*Task prompt*
Output the listing below verbatim, but drop the images.

- Opening Delimiter -

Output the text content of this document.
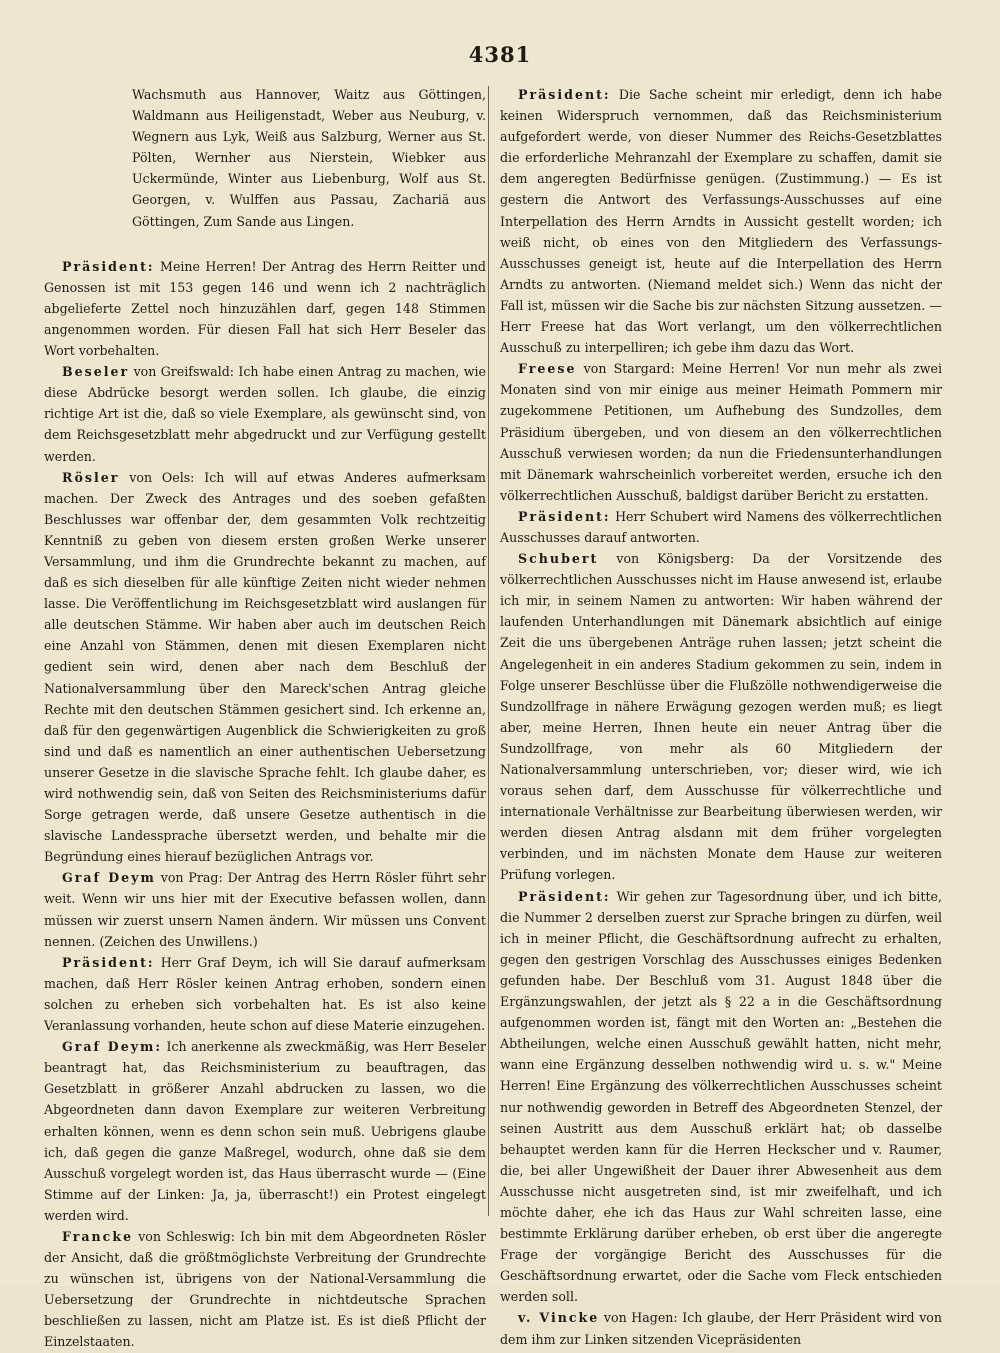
4381

Wachsmuth aus Hannover, Waitz aus Göttingen, Waldmann aus Heiligenstadt, Weber aus Neuburg, v. Wegnern aus Lyk, Weiß aus Salzburg, Werner aus St. Pölten, Wernher aus Nierstein, Wiebker aus Uckermünde, Winter aus Liebenburg, Wolf aus St. Georgen, v. Wulffen aus Passau, Zachariä aus Göttingen, Zum Sande aus Lingen.

Präsident: Meine Herren! Der Antrag des Herrn Reitter und Genossen ist mit 153 gegen 146 und wenn ich 2 nachträglich abgelieferte Zettel noch hinzuzählen darf, gegen 148 Stimmen angenommen worden. Für diesen Fall hat sich Herr Beseler das Wort vorbehalten.

Beseler von Greifswald: Ich habe einen Antrag zu machen, wie diese Abdrücke besorgt werden sollen. Ich glaube, die einzig richtige Art ist die, daß so viele Exemplare, als gewünscht sind, von dem Reichsgesetzblatt mehr abgedruckt und zur Verfügung gestellt werden.

Rösler von Oels: Ich will auf etwas Anderes aufmerksam machen. Der Zweck des Antrages und des soeben gefaßten Beschlusses war offenbar der, dem gesammten Volk rechtzeitig Kenntniß zu geben von diesem ersten großen Werke unserer Versammlung, und ihm die Grundrechte bekannt zu machen, auf daß es sich dieselben für alle künftige Zeiten nicht wieder nehmen lasse. Die Veröffentlichung im Reichsgesetzblatt wird auslangen für alle deutschen Stämme. Wir haben aber auch im deutschen Reich eine Anzahl von Stämmen, denen mit diesen Exemplaren nicht gedient sein wird, denen aber nach dem Beschluß der Nationalversammlung über den Mareck'schen Antrag gleiche Rechte mit den deutschen Stämmen gesichert sind. Ich erkenne an, daß für den gegenwärtigen Augenblick die Schwierigkeiten zu groß sind und daß es namentlich an einer authentischen Uebersetzung unserer Gesetze in die slavische Sprache fehlt. Ich glaube daher, es wird nothwendig sein, daß von Seiten des Reichsministeriums dafür Sorge getragen werde, daß unsere Gesetze authentisch in die slavische Landessprache übersetzt werden, und behalte mir die Begründung eines hierauf bezüglichen Antrags vor.

Graf Deym von Prag: Der Antrag des Herrn Rösler führt sehr weit. Wenn wir uns hier mit der Executive befassen wollen, dann müssen wir zuerst unsern Namen ändern. Wir müssen uns Convent nennen. (Zeichen des Unwillens.)

Präsident: Herr Graf Deym, ich will Sie darauf aufmerksam machen, daß Herr Rösler keinen Antrag erhoben, sondern einen solchen zu erheben sich vorbehalten hat. Es ist also keine Veranlassung vorhanden, heute schon auf diese Materie einzugehen.

Graf Deym: Ich anerkenne als zweckmäßig, was Herr Beseler beantragt hat, das Reichsministerium zu beauftragen, das Gesetzblatt in größerer Anzahl abdrucken zu lassen, wo die Abgeordneten dann davon Exemplare zur weiteren Verbreitung erhalten können, wenn es denn schon sein muß. Uebrigens glaube ich, daß gegen die ganze Maßregel, wodurch, ohne daß sie dem Ausschuß vorgelegt worden ist, das Haus überrascht wurde — (Eine Stimme auf der Linken: Ja, ja, überrascht!) ein Protest eingelegt werden wird.

Francke von Schleswig: Ich bin mit dem Abgeordneten Rösler der Ansicht, daß die größtmöglichste Verbreitung der Grundrechte zu wünschen ist, übrigens von der National-Versammlung die Uebersetzung der Grundrechte in nichtdeutsche Sprachen beschließen zu lassen, nicht am Platze ist. Es ist dieß Pflicht der Einzelstaaten.

Präsident: Die Sache scheint mir erledigt, denn ich habe keinen Widerspruch vernommen, daß das Reichsministerium aufgefordert werde, von dieser Nummer des Reichs-Gesetzblattes die erforderliche Mehranzahl der Exemplare zu schaffen, damit sie dem angeregten Bedürfnisse genügen. (Zustimmung.) — Es ist gestern die Antwort des Verfassungs-Ausschusses auf eine Interpellation des Herrn Arndts in Aussicht gestellt worden; ich weiß nicht, ob eines von den Mitgliedern des Verfassungs-Ausschusses geneigt ist, heute auf die Interpellation des Herrn Arndts zu antworten. (Niemand meldet sich.) Wenn das nicht der Fall ist, müssen wir die Sache bis zur nächsten Sitzung aussetzen. — Herr Freese hat das Wort verlangt, um den völkerrechtlichen Ausschuß zu interpelliren; ich gebe ihm dazu das Wort.

Freese von Stargard: Meine Herren! Vor nun mehr als zwei Monaten sind von mir einige aus meiner Heimath Pommern mir zugekommene Petitionen, um Aufhebung des Sundzolles, dem Präsidium übergeben, und von diesem an den völkerrechtlichen Ausschuß verwiesen worden; da nun die Friedensunterhandlungen mit Dänemark wahrscheinlich vorbereitet werden, ersuche ich den völkerrechtlichen Ausschuß, baldigst darüber Bericht zu erstatten.

Präsident: Herr Schubert wird Namens des völkerrechtlichen Ausschusses darauf antworten.

Schubert von Königsberg: Da der Vorsitzende des völkerrechtlichen Ausschusses nicht im Hause anwesend ist, erlaube ich mir, in seinem Namen zu antworten: Wir haben während der laufenden Unterhandlungen mit Dänemark absichtlich auf einige Zeit die uns übergebenen Anträge ruhen lassen; jetzt scheint die Angelegenheit in ein anderes Stadium gekommen zu sein, indem in Folge unserer Beschlüsse über die Flußzölle nothwendigerweise die Sundzollfrage in nähere Erwägung gezogen werden muß; es liegt aber, meine Herren, Ihnen heute ein neuer Antrag über die Sundzollfrage, von mehr als 60 Mitgliedern der Nationalversammlung unterschrieben, vor; dieser wird, wie ich voraus sehen darf, dem Ausschusse für völkerrechtliche und internationale Verhältnisse zur Bearbeitung überwiesen werden, wir werden diesen Antrag alsdann mit dem früher vorgelegten verbinden, und im nächsten Monate dem Hause zur weiteren Prüfung vorlegen.

Präsident: Wir gehen zur Tagesordnung über, und ich bitte, die Nummer 2 derselben zuerst zur Sprache bringen zu dürfen, weil ich in meiner Pflicht, die Geschäftsordnung aufrecht zu erhalten, gegen den gestrigen Vorschlag des Ausschusses einiges Bedenken gefunden habe. Der Beschluß vom 31. August 1848 über die Ergänzungswahlen, der jetzt als § 22 a in die Geschäftsordnung aufgenommen worden ist, fängt mit den Worten an: „Bestehen die Abtheilungen, welche einen Ausschuß gewählt hatten, nicht mehr, wann eine Ergänzung desselben nothwendig wird u. s. w." Meine Herren! Eine Ergänzung des völkerrechtlichen Ausschusses scheint nur nothwendig geworden in Betreff des Abgeordneten Stenzel, der seinen Austritt aus dem Ausschuß erklärt hat; ob dasselbe behauptet werden kann für die Herren Heckscher und v. Raumer, die, bei aller Ungewißheit der Dauer ihrer Abwesenheit aus dem Ausschusse nicht ausgetreten sind, ist mir zweifelhaft, und ich möchte daher, ehe ich das Haus zur Wahl schreiten lasse, eine bestimmte Erklärung darüber erheben, ob erst über die angeregte Frage der vorgängige Bericht des Ausschusses für die Geschäftsordnung erwartet, oder die Sache vom Fleck entschieden werden soll.

v. Vincke von Hagen: Ich glaube, der Herr Präsident wird von dem ihm zur Linken sitzenden Vicepräsidenten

- Closing Delimiter -

*Solution for this task*
Output the text content of this document.
4381

Wachsmuth aus Hannover, Waitz aus Göttingen, Waldmann aus Heiligenstadt, Weber aus Neuburg, v. Wegnern aus Lyk, Weiß aus Salzburg, Werner aus St. Pölten, Wernher aus Nierstein, Wiebker aus Uckermünde, Winter aus Liebenburg, Wolf aus St. Georgen, v. Wulffen aus Passau, Zachariä aus Göttingen, Zum Sande aus Lingen.

Präsident: Meine Herren! Der Antrag des Herrn Reitter und Genossen ist mit 153 gegen 146 und wenn ich 2 nachträglich abgelieferte Zettel noch hinzuzählen darf, gegen 148 Stimmen angenommen worden. Für diesen Fall hat sich Herr Beseler das Wort vorbehalten.

Beseler von Greifswald: Ich habe einen Antrag zu machen, wie diese Abdrücke besorgt werden sollen. Ich glaube, die einzig richtige Art ist die, daß so viele Exemplare, als gewünscht sind, von dem Reichsgesetzblatt mehr abgedruckt und zur Verfügung gestellt werden.

Rösler von Oels: Ich will auf etwas Anderes aufmerksam machen. Der Zweck des Antrages und des soeben gefaßten Beschlusses war offenbar der, dem gesammten Volk rechtzeitig Kenntniß zu geben von diesem ersten großen Werke unserer Versammlung, und ihm die Grundrechte bekannt zu machen, auf daß es sich dieselben für alle künftige Zeiten nicht wieder nehmen lasse. Die Veröffentlichung im Reichsgesetzblatt wird auslangen für alle deutschen Stämme. Wir haben aber auch im deutschen Reich eine Anzahl von Stämmen, denen mit diesen Exemplaren nicht gedient sein wird, denen aber nach dem Beschluß der Nationalversammlung über den Mareck'schen Antrag gleiche Rechte mit den deutschen Stämmen gesichert sind. Ich erkenne an, daß für den gegenwärtigen Augenblick die Schwierigkeiten zu groß sind und daß es namentlich an einer authentischen Uebersetzung unserer Gesetze in die slavische Sprache fehlt. Ich glaube daher, es wird nothwendig sein, daß von Seiten des Reichsministeriums dafür Sorge getragen werde, daß unsere Gesetze authentisch in die slavische Landessprache übersetzt werden, und behalte mir die Begründung eines hierauf bezüglichen Antrags vor.

Graf Deym von Prag: Der Antrag des Herrn Rösler führt sehr weit. Wenn wir uns hier mit der Executive befassen wollen, dann müssen wir zuerst unsern Namen ändern. Wir müssen uns Convent nennen. (Zeichen des Unwillens.)

Präsident: Herr Graf Deym, ich will Sie darauf aufmerksam machen, daß Herr Rösler keinen Antrag erhoben, sondern einen solchen zu erheben sich vorbehalten hat. Es ist also keine Veranlassung vorhanden, heute schon auf diese Materie einzugehen.

Graf Deym: Ich anerkenne als zweckmäßig, was Herr Beseler beantragt hat, das Reichsministerium zu beauftragen, das Gesetzblatt in größerer Anzahl abdrucken zu lassen, wo die Abgeordneten dann davon Exemplare zur weiteren Verbreitung erhalten können, wenn es denn schon sein muß. Uebrigens glaube ich, daß gegen die ganze Maßregel, wodurch, ohne daß sie dem Ausschuß vorgelegt worden ist, das Haus überrascht wurde — (Eine Stimme auf der Linken: Ja, ja, überrascht!) ein Protest eingelegt werden wird.

Francke von Schleswig: Ich bin mit dem Abgeordneten Rösler der Ansicht, daß die größtmöglichste Verbreitung der Grundrechte zu wünschen ist, übrigens von der National-Versammlung die Uebersetzung der Grundrechte in nichtdeutsche Sprachen beschließen zu lassen, nicht am Platze ist. Es ist dieß Pflicht der Einzelstaaten.

Präsident: Die Sache scheint mir erledigt, denn ich habe keinen Widerspruch vernommen, daß das Reichsministerium aufgefordert werde, von dieser Nummer des Reichs-Gesetzblattes die erforderliche Mehranzahl der Exemplare zu schaffen, damit sie dem angeregten Bedürfnisse genügen. (Zustimmung.) — Es ist gestern die Antwort des Verfassungs-Ausschusses auf eine Interpellation des Herrn Arndts in Aussicht gestellt worden; ich weiß nicht, ob eines von den Mitgliedern des Verfassungs-Ausschusses geneigt ist, heute auf die Interpellation des Herrn Arndts zu antworten. (Niemand meldet sich.) Wenn das nicht der Fall ist, müssen wir die Sache bis zur nächsten Sitzung aussetzen. — Herr Freese hat das Wort verlangt, um den völkerrechtlichen Ausschuß zu interpelliren; ich gebe ihm dazu das Wort.

Freese von Stargard: Meine Herren! Vor nun mehr als zwei Monaten sind von mir einige aus meiner Heimath Pommern mir zugekommene Petitionen, um Aufhebung des Sundzolles, dem Präsidium übergeben, und von diesem an den völkerrechtlichen Ausschuß verwiesen worden; da nun die Friedensunterhandlungen mit Dänemark wahrscheinlich vorbereitet werden, ersuche ich den völkerrechtlichen Ausschuß, baldigst darüber Bericht zu erstatten.

Präsident: Herr Schubert wird Namens des völkerrechtlichen Ausschusses darauf antworten.

Schubert von Königsberg: Da der Vorsitzende des völkerrechtlichen Ausschusses nicht im Hause anwesend ist, erlaube ich mir, in seinem Namen zu antworten: Wir haben während der laufenden Unterhandlungen mit Dänemark absichtlich auf einige Zeit die uns übergebenen Anträge ruhen lassen; jetzt scheint die Angelegenheit in ein anderes Stadium gekommen zu sein, indem in Folge unserer Beschlüsse über die Flußzölle nothwendigerweise die Sundzollfrage in nähere Erwägung gezogen werden muß; es liegt aber, meine Herren, Ihnen heute ein neuer Antrag über die Sundzollfrage, von mehr als 60 Mitgliedern der Nationalversammlung unterschrieben, vor; dieser wird, wie ich voraus sehen darf, dem Ausschusse für völkerrechtliche und internationale Verhältnisse zur Bearbeitung überwiesen werden, wir werden diesen Antrag alsdann mit dem früher vorgelegten verbinden, und im nächsten Monate dem Hause zur weiteren Prüfung vorlegen.

Präsident: Wir gehen zur Tagesordnung über, und ich bitte, die Nummer 2 derselben zuerst zur Sprache bringen zu dürfen, weil ich in meiner Pflicht, die Geschäftsordnung aufrecht zu erhalten, gegen den gestrigen Vorschlag des Ausschusses einiges Bedenken gefunden habe. Der Beschluß vom 31. August 1848 über die Ergänzungswahlen, der jetzt als § 22 a in die Geschäftsordnung aufgenommen worden ist, fängt mit den Worten an: „Bestehen die Abtheilungen, welche einen Ausschuß gewählt hatten, nicht mehr, wann eine Ergänzung desselben nothwendig wird u. s. w." Meine Herren! Eine Ergänzung des völkerrechtlichen Ausschusses scheint nur nothwendig geworden in Betreff des Abgeordneten Stenzel, der seinen Austritt aus dem Ausschuß erklärt hat; ob dasselbe behauptet werden kann für die Herren Heckscher und v. Raumer, die, bei aller Ungewißheit der Dauer ihrer Abwesenheit aus dem Ausschusse nicht ausgetreten sind, ist mir zweifelhaft, und ich möchte daher, ehe ich das Haus zur Wahl schreiten lasse, eine bestimmte Erklärung darüber erheben, ob erst über die angeregte Frage der vorgängige Bericht des Ausschusses für die Geschäftsordnung erwartet, oder die Sache vom Fleck entschieden werden soll.

v. Vincke von Hagen: Ich glaube, der Herr Präsident wird von dem ihm zur Linken sitzenden Vicepräsidenten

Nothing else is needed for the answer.